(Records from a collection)
* Begin *

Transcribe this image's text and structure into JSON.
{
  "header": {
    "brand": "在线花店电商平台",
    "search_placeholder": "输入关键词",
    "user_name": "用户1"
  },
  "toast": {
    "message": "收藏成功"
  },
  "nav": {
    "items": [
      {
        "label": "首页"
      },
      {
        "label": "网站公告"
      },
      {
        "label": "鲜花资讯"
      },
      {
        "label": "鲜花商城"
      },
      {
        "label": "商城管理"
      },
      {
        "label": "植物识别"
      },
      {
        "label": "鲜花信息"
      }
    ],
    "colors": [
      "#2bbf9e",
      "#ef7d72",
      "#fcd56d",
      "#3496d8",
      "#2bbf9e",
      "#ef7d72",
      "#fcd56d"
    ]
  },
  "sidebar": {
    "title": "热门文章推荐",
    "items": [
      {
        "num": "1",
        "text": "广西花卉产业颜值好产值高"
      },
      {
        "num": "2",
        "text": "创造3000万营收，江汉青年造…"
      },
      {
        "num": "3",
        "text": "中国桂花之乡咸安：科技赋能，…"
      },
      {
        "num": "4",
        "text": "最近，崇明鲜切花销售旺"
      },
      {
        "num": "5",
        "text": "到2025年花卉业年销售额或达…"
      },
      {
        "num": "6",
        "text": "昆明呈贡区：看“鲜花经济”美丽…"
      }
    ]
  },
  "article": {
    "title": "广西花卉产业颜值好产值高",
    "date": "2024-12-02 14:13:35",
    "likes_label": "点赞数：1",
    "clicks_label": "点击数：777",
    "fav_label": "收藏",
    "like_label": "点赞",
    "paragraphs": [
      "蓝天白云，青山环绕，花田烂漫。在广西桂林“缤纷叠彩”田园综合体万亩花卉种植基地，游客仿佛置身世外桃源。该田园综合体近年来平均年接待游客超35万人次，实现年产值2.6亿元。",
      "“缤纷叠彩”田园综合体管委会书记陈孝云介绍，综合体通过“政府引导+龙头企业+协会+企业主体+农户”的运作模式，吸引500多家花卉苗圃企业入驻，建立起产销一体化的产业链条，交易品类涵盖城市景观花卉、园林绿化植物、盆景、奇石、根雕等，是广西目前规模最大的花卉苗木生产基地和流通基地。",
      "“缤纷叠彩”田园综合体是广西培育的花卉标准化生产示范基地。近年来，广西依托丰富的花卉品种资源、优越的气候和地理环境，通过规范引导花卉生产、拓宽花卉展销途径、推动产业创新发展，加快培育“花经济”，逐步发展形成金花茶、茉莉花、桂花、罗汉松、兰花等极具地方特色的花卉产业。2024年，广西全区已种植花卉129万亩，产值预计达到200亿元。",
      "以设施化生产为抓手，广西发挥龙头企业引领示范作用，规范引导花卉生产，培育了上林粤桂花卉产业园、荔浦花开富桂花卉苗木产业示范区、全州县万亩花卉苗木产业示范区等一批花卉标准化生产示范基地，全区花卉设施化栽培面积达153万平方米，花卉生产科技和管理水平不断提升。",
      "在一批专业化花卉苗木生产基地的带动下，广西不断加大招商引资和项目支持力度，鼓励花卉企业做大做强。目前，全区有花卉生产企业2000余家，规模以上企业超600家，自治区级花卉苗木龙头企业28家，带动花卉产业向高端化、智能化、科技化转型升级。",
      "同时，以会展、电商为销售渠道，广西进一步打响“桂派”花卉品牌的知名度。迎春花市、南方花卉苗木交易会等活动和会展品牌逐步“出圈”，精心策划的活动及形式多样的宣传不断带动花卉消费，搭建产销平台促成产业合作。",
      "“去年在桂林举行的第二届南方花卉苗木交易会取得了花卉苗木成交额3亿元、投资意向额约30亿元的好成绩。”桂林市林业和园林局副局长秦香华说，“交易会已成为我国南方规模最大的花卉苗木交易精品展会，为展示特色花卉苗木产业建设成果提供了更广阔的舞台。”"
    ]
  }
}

* End *

PROBLEM REQUIREMENTS.
Gather from the data above every line with the string "text".

TASK OUTPUT.
Transcribe this image's text and structure into JSON.
        "text": "广西花卉产业颜值好产值高"
        "text": "创造3000万营收，江汉青年造…"
        "text": "中国桂花之乡咸安：科技赋能，…"
        "text": "最近，崇明鲜切花销售旺"
        "text": "到2025年花卉业年销售额或达…"
        "text": "昆明呈贡区：看“鲜花经济”美丽…"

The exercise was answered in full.